◆ What is expected ◆
Would you return the complete listing below word for word?

◆ The input ◆
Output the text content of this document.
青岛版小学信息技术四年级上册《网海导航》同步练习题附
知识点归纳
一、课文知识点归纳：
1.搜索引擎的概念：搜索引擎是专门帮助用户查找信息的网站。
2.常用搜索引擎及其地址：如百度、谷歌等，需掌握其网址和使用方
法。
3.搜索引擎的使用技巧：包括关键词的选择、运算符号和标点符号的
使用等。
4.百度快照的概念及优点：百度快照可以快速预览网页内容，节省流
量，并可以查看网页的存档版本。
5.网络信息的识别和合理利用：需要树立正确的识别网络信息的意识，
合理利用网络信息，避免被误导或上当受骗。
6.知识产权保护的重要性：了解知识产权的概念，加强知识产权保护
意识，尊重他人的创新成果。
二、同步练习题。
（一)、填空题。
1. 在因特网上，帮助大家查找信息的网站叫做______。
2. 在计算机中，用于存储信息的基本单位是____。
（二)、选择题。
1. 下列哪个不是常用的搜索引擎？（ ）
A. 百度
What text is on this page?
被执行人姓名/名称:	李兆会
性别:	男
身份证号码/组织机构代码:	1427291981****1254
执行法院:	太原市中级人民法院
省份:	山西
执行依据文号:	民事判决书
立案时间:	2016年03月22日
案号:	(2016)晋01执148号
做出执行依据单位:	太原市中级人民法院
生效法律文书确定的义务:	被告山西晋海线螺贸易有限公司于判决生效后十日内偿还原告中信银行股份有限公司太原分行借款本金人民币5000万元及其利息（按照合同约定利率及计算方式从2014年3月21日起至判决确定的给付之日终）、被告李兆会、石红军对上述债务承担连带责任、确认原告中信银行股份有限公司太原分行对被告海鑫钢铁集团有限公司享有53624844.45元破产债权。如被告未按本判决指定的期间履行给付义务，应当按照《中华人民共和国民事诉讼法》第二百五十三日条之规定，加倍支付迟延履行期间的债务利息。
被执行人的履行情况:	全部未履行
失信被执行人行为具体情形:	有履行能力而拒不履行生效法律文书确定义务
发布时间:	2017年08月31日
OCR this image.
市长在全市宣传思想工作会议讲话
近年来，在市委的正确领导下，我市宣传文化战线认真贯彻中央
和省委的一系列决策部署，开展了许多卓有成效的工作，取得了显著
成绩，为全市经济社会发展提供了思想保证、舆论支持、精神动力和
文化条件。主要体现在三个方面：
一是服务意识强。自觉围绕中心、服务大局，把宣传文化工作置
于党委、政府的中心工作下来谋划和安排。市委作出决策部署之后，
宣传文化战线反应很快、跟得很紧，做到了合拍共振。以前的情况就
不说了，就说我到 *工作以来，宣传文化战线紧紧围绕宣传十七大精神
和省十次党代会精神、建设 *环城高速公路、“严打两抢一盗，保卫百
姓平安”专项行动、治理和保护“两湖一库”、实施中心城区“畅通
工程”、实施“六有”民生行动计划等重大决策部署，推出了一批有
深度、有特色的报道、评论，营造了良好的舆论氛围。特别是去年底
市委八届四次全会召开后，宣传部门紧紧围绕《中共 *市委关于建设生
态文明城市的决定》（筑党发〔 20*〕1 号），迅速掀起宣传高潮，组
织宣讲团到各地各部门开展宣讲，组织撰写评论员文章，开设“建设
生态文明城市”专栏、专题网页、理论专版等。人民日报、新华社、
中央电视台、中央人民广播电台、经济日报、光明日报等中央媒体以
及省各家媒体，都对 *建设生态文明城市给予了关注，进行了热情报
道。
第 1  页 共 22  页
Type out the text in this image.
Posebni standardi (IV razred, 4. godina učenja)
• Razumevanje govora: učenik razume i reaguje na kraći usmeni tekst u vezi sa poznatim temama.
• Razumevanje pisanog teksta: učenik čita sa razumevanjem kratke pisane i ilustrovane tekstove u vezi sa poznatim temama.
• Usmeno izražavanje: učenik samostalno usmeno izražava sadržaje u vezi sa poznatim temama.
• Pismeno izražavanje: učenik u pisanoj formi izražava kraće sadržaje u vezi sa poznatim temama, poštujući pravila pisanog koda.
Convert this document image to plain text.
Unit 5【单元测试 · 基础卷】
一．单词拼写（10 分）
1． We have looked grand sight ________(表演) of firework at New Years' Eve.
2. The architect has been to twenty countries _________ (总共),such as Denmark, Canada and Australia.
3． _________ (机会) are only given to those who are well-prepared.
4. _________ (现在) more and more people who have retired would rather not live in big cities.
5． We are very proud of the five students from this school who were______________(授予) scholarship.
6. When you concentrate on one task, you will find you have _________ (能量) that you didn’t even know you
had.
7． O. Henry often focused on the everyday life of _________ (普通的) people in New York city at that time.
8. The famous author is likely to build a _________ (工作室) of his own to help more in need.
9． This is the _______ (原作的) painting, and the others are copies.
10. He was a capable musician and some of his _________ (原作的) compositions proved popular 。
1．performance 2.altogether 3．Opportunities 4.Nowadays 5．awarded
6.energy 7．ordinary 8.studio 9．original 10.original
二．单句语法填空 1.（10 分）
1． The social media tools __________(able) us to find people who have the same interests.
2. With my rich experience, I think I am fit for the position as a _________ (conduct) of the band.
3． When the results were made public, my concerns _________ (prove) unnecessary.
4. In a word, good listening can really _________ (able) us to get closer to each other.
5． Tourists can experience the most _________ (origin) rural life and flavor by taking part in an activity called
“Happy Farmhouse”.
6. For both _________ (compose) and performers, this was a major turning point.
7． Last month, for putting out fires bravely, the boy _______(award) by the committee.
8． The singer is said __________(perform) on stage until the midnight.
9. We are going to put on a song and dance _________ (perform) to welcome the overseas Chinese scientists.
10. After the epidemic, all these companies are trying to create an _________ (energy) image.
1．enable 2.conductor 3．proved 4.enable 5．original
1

◆ Correct response ◆
Output the text content of this document.
青岛版小学信息技术四年级上册《网海导航》同步练习题附
知识点归纳
一、课文知识点归纳：
1.搜索引擎的概念：搜索引擎是专门帮助用户查找信息的网站。
2.常用搜索引擎及其地址：如百度、谷歌等，需掌握其网址和使用方
法。
3.搜索引擎的使用技巧：包括关键词的选择、运算符号和标点符号的
使用等。
4.百度快照的概念及优点：百度快照可以快速预览网页内容，节省流
量，并可以查看网页的存档版本。
5.网络信息的识别和合理利用：需要树立正确的识别网络信息的意识，
合理利用网络信息，避免被误导或上当受骗。
6.知识产权保护的重要性：了解知识产权的概念，加强知识产权保护
意识，尊重他人的创新成果。
二、同步练习题。
（一)、填空题。
1. 在因特网上，帮助大家查找信息的网站叫做______。
2. 在计算机中，用于存储信息的基本单位是____。
（二)、选择题。
1. 下列哪个不是常用的搜索引擎？（ ）
A. 百度
What text is on this page?
被执行人姓名/名称:	李兆会
性别:	男
身份证号码/组织机构代码:	1427291981****1254
执行法院:	太原市中级人民法院
省份:	山西
执行依据文号:	民事判决书
立案时间:	2016年03月22日
案号:	(2016)晋01执148号
做出执行依据单位:	太原市中级人民法院
生效法律文书确定的义务:	被告山西晋海线螺贸易有限公司于判决生效后十日内偿还原告中信银行股份有限公司太原分行借款本金人民币5000万元及其利息（按照合同约定利率及计算方式从2014年3月21日起至判决确定的给付之日终）、被告李兆会、石红军对上述债务承担连带责任、确认原告中信银行股份有限公司太原分行对被告海鑫钢铁集团有限公司享有53624844.45元破产债权。如被告未按本判决指定的期间履行给付义务，应当按照《中华人民共和国民事诉讼法》第二百五十三日条之规定，加倍支付迟延履行期间的债务利息。
被执行人的履行情况:	全部未履行
失信被执行人行为具体情形:	有履行能力而拒不履行生效法律文书确定义务
发布时间:	2017年08月31日
OCR this image.
市长在全市宣传思想工作会议讲话
近年来，在市委的正确领导下，我市宣传文化战线认真贯彻中央
和省委的一系列决策部署，开展了许多卓有成效的工作，取得了显著
成绩，为全市经济社会发展提供了思想保证、舆论支持、精神动力和
文化条件。主要体现在三个方面：
一是服务意识强。自觉围绕中心、服务大局，把宣传文化工作置
于党委、政府的中心工作下来谋划和安排。市委作出决策部署之后，
宣传文化战线反应很快、跟得很紧，做到了合拍共振。以前的情况就
不说了，就说我到 *工作以来，宣传文化战线紧紧围绕宣传十七大精神
和省十次党代会精神、建设 *环城高速公路、“严打两抢一盗，保卫百
姓平安”专项行动、治理和保护“两湖一库”、实施中心城区“畅通
工程”、实施“六有”民生行动计划等重大决策部署，推出了一批有
深度、有特色的报道、评论，营造了良好的舆论氛围。特别是去年底
市委八届四次全会召开后，宣传部门紧紧围绕《中共 *市委关于建设生
态文明城市的决定》（筑党发〔 20*〕1 号），迅速掀起宣传高潮，组
织宣讲团到各地各部门开展宣讲，组织撰写评论员文章，开设“建设
生态文明城市”专栏、专题网页、理论专版等。人民日报、新华社、
中央电视台、中央人民广播电台、经济日报、光明日报等中央媒体以
及省各家媒体，都对 *建设生态文明城市给予了关注，进行了热情报
道。
第 1  页 共 22  页
Type out the text in this image.
Posebni standardi (IV razred, 4. godina učenja)
• Razumevanje govora: učenik razume i reaguje na kraći usmeni tekst u vezi sa poznatim temama.
• Razumevanje pisanog teksta: učenik čita sa razumevanjem kratke pisane i ilustrovane tekstove u vezi sa poznatim temama.
• Usmeno izražavanje: učenik samostalno usmeno izražava sadržaje u vezi sa poznatim temama.
• Pismeno izražavanje: učenik u pisanoj formi izražava kraće sadržaje u vezi sa poznatim temama, poštujući pravila pisanog koda.
Convert this document image to plain text.
Unit 5【单元测试 · 基础卷】
一．单词拼写（10 分）
1． We have looked grand sight ________(表演) of firework at New Years' Eve.
2. The architect has been to twenty countries _________ (总共),such as Denmark, Canada and Australia.
3． _________ (机会) are only given to those who are well-prepared.
4. _________ (现在) more and more people who have retired would rather not live in big cities.
5． We are very proud of the five students from this school who were______________(授予) scholarship.
6. When you concentrate on one task, you will find you have _________ (能量) that you didn’t even know you
had.
7． O. Henry often focused on the everyday life of _________ (普通的) people in New York city at that time.
8. The famous author is likely to build a _________ (工作室) of his own to help more in need.
9． This is the _______ (原作的) painting, and the others are copies.
10. He was a capable musician and some of his _________ (原作的) compositions proved popular 。
1．performance 2.altogether 3．Opportunities 4.Nowadays 5．awarded
6.energy 7．ordinary 8.studio 9．original 10.original
二．单句语法填空 1.（10 分）
1． The social media tools __________(able) us to find people who have the same interests.
2. With my rich experience, I think I am fit for the position as a _________ (conduct) of the band.
3． When the results were made public, my concerns _________ (prove) unnecessary.
4. In a word, good listening can really _________ (able) us to get closer to each other.
5． Tourists can experience the most _________ (origin) rural life and flavor by taking part in an activity called
“Happy Farmhouse”.
6. For both _________ (compose) and performers, this was a major turning point.
7． Last month, for putting out fires bravely, the boy _______(award) by the committee.
8． The singer is said __________(perform) on stage until the midnight.
9. We are going to put on a song and dance _________ (perform) to welcome the overseas Chinese scientists.
10. After the epidemic, all these companies are trying to create an _________ (energy) image.
1．enable 2.conductor 3．proved 4.enable 5．original
1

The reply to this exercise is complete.